## Required work
Find how many lines in the material hold the word "legal", then state that number and nothing more.

----------------------------------------

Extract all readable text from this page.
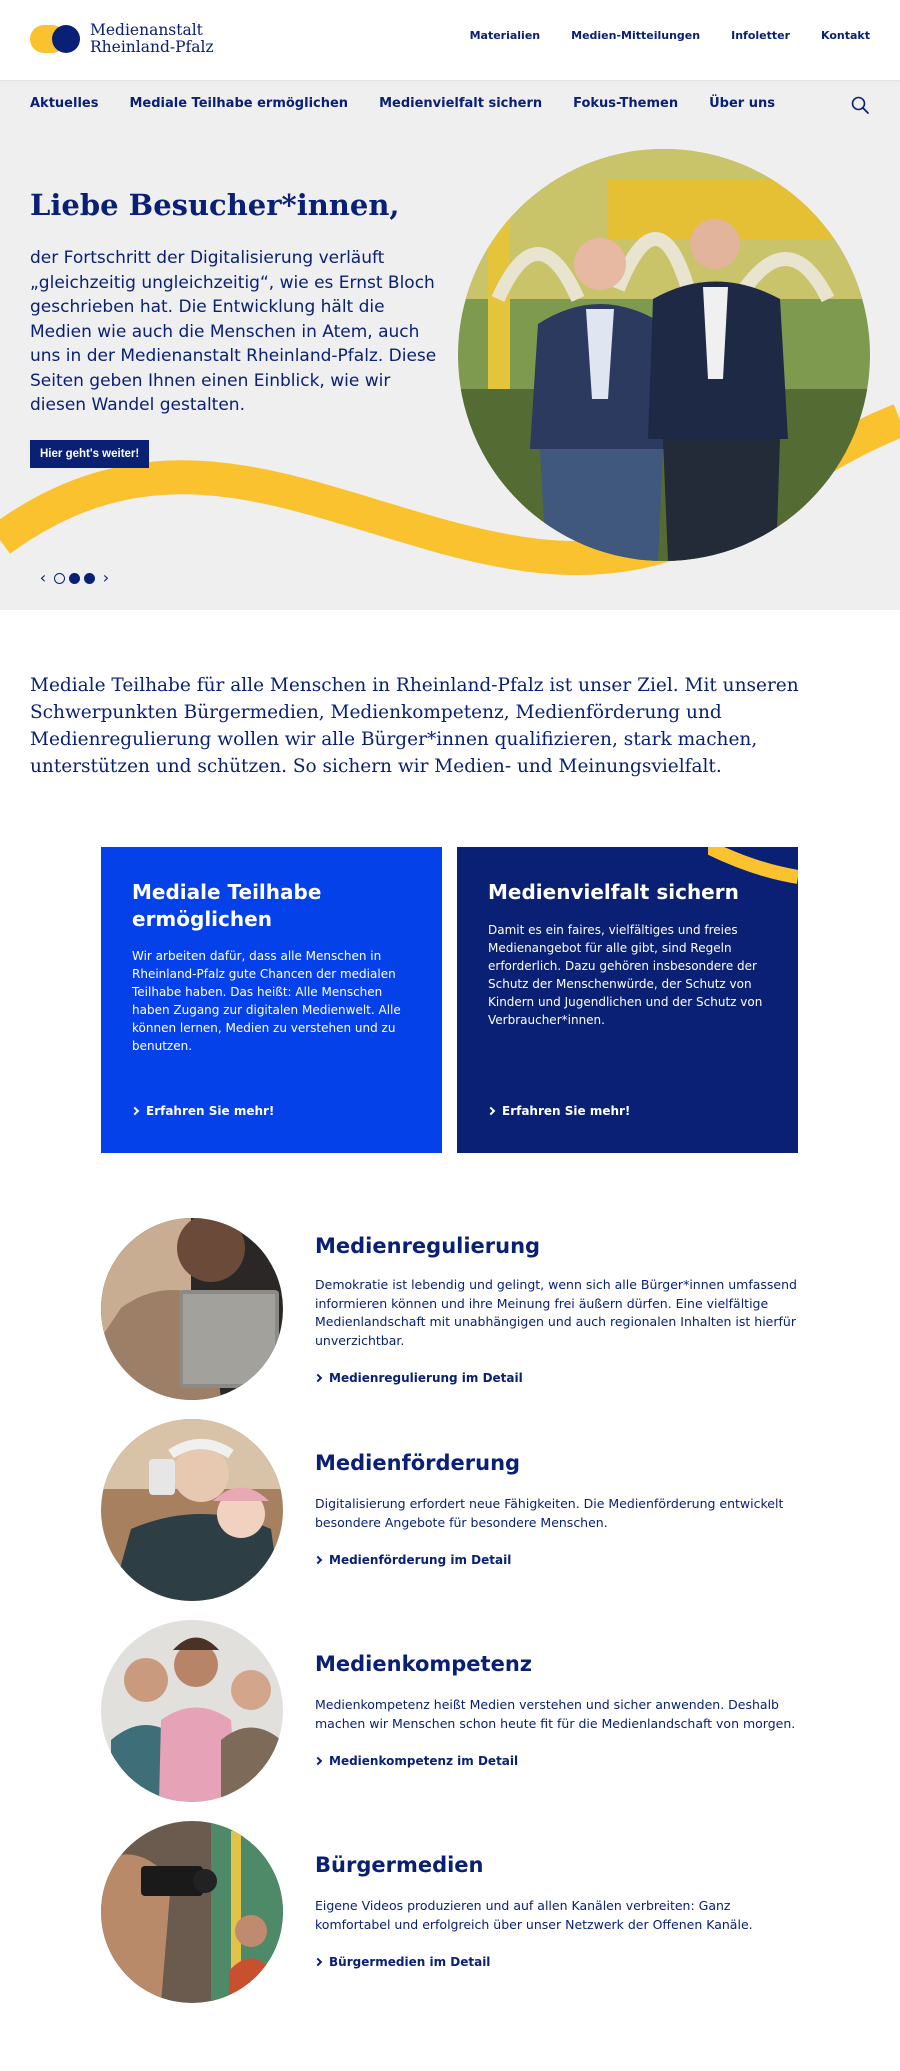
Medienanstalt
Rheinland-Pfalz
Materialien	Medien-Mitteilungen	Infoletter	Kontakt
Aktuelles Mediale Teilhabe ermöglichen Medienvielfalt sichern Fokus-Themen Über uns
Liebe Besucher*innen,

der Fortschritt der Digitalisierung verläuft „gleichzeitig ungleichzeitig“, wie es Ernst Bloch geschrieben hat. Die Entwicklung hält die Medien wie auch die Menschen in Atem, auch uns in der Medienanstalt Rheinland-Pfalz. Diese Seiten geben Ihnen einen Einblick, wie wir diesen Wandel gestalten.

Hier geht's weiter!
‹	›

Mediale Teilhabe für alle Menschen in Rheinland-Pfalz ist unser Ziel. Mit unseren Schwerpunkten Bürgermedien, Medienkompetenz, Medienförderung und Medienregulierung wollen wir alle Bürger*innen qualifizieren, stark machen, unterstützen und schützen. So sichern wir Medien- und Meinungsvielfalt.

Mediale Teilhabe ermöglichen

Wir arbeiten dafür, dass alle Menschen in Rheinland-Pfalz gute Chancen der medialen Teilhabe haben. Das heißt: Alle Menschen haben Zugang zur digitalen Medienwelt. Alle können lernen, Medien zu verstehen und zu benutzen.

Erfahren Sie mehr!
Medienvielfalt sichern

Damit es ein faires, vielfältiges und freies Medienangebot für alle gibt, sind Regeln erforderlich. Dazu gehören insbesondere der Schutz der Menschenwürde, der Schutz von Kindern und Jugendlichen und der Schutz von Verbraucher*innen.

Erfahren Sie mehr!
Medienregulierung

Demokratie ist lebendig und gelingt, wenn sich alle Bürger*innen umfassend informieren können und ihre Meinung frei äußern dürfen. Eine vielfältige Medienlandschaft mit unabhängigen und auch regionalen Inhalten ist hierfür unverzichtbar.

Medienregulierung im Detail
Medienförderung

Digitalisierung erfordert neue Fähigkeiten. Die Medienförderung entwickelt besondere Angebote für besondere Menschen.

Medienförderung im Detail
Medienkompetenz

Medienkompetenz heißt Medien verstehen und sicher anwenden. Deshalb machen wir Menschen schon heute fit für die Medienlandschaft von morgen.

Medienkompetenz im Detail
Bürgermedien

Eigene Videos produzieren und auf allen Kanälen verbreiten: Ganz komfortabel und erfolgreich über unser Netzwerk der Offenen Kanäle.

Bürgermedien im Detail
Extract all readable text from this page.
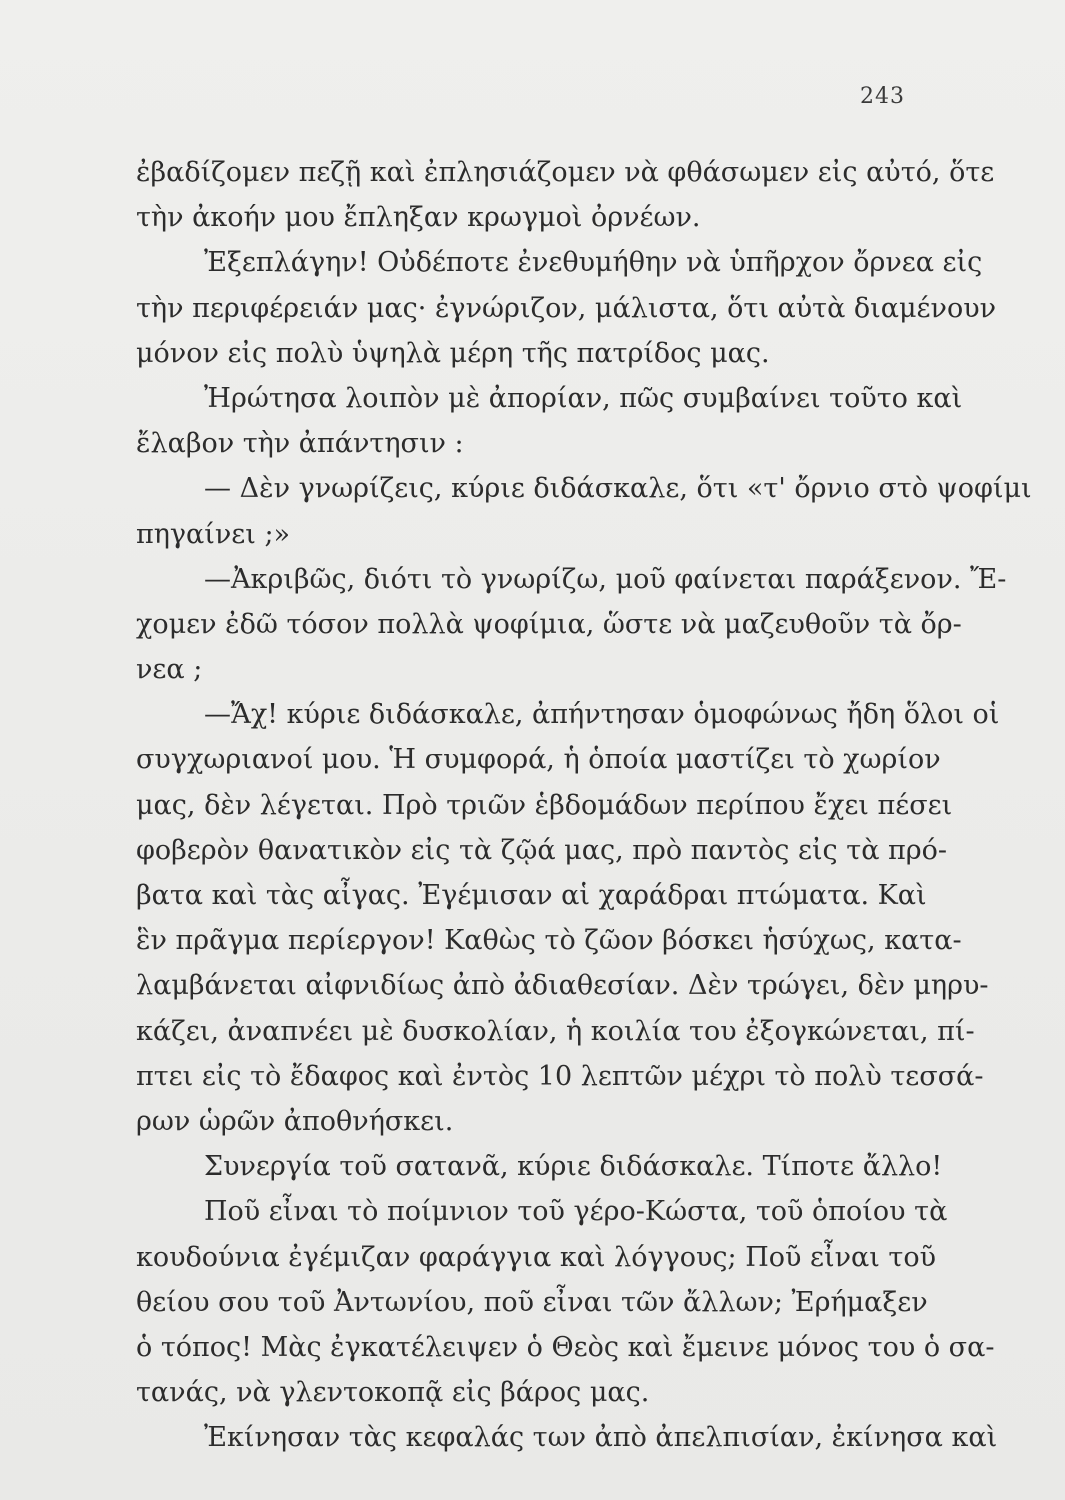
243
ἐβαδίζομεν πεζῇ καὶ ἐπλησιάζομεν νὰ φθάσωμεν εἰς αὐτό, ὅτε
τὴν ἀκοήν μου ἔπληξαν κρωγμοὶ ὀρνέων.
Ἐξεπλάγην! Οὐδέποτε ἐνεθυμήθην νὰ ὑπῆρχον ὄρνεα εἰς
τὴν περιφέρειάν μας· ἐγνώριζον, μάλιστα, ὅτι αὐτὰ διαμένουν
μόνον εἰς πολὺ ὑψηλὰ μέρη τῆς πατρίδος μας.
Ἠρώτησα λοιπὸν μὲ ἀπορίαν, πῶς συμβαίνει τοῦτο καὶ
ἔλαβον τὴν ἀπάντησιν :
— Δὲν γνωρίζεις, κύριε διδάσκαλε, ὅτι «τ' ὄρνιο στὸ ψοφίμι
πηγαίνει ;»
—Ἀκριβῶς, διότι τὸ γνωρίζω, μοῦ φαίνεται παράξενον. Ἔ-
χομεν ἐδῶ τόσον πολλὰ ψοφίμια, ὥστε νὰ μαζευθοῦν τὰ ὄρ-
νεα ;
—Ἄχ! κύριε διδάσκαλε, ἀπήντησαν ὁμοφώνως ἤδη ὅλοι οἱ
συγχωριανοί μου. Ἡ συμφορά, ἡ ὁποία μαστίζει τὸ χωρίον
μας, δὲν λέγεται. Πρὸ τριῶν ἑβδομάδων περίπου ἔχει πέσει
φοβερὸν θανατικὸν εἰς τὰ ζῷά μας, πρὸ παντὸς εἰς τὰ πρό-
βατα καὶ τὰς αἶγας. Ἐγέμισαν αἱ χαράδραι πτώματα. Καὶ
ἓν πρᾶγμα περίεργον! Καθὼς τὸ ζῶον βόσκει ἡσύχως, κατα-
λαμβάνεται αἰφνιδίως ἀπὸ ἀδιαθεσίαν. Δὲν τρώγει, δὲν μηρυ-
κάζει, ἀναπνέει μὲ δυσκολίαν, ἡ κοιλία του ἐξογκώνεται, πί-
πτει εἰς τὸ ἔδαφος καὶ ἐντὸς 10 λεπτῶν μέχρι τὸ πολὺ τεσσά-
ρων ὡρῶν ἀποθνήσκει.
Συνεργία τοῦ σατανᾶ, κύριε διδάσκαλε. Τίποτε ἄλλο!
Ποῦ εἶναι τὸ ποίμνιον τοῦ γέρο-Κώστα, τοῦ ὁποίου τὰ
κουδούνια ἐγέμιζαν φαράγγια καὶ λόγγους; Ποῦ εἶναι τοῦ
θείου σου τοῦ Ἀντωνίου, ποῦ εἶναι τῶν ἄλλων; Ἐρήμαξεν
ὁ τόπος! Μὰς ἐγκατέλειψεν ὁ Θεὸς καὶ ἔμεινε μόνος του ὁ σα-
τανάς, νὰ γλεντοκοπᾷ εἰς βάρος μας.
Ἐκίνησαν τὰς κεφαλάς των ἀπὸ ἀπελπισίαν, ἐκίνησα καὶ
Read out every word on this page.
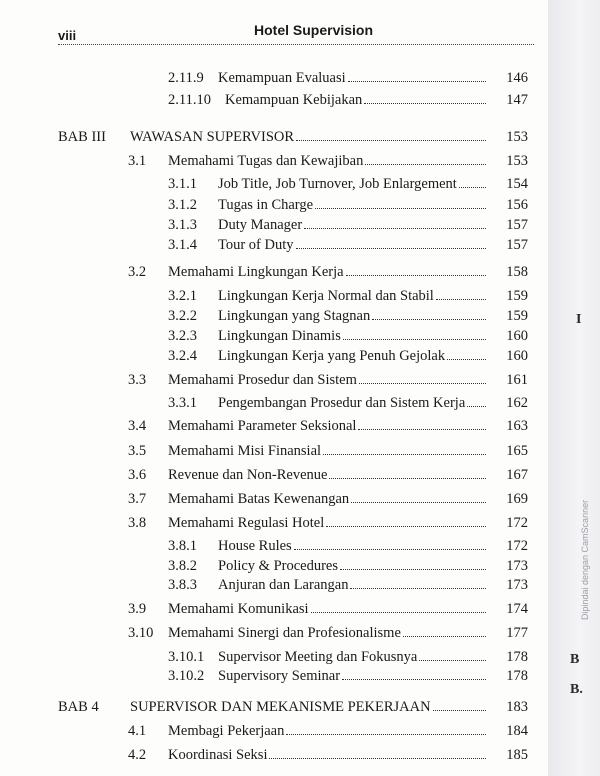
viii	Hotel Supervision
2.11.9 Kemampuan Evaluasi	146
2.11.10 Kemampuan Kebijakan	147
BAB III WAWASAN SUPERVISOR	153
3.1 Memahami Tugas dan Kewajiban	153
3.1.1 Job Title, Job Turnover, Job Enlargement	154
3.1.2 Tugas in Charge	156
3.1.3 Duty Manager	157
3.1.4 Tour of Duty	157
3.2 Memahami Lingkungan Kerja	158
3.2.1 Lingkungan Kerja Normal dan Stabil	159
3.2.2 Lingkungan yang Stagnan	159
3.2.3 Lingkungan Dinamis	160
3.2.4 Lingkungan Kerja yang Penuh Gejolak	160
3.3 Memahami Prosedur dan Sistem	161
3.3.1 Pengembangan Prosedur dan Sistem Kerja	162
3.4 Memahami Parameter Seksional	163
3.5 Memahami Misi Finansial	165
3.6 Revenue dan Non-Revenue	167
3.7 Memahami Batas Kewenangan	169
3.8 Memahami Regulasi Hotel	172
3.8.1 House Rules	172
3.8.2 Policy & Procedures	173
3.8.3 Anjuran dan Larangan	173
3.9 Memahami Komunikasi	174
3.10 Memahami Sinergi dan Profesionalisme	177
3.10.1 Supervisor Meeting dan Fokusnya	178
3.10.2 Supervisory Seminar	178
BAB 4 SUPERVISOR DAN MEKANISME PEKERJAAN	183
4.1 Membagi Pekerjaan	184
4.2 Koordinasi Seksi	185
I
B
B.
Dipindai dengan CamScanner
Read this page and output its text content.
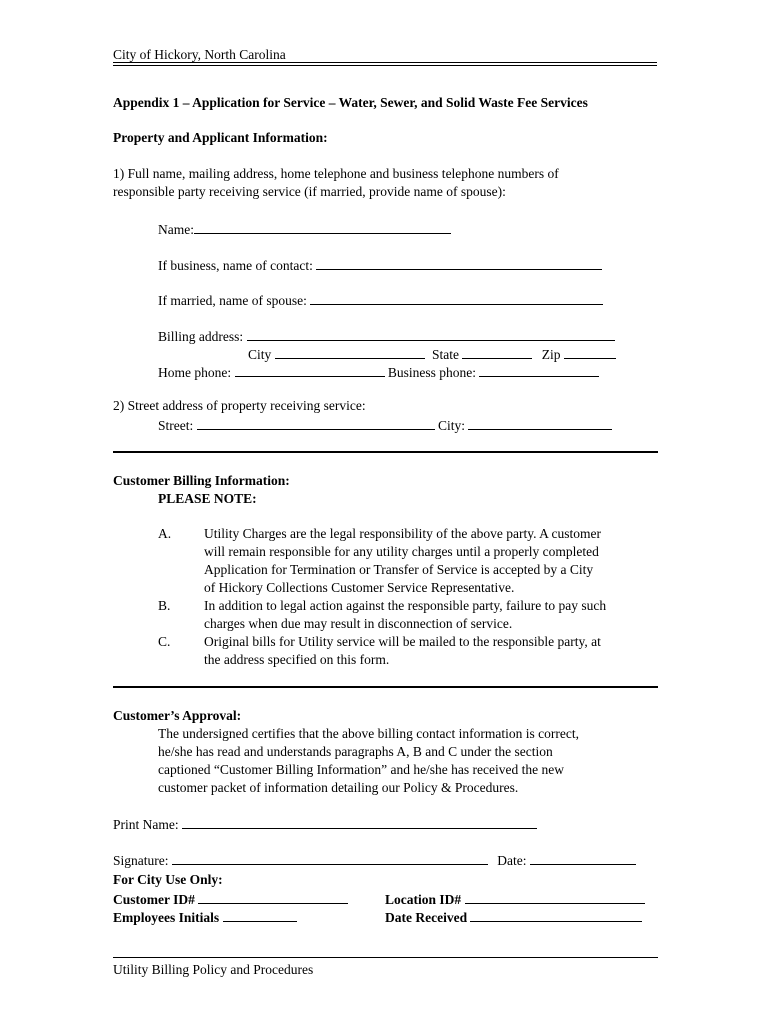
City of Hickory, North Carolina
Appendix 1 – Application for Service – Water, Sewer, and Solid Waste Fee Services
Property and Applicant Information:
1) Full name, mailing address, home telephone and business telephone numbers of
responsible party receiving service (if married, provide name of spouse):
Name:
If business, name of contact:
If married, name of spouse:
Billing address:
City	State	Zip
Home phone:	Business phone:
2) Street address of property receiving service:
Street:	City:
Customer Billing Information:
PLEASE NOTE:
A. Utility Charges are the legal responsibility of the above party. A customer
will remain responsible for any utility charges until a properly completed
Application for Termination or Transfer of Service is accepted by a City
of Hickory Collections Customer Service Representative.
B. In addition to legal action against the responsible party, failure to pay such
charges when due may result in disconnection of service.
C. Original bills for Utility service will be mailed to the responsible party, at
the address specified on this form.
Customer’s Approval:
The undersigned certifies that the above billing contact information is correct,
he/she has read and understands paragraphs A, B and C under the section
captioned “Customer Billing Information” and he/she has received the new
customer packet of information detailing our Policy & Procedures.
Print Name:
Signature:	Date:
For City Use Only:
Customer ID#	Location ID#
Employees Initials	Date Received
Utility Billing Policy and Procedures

----------------------------------------

## Written solution
2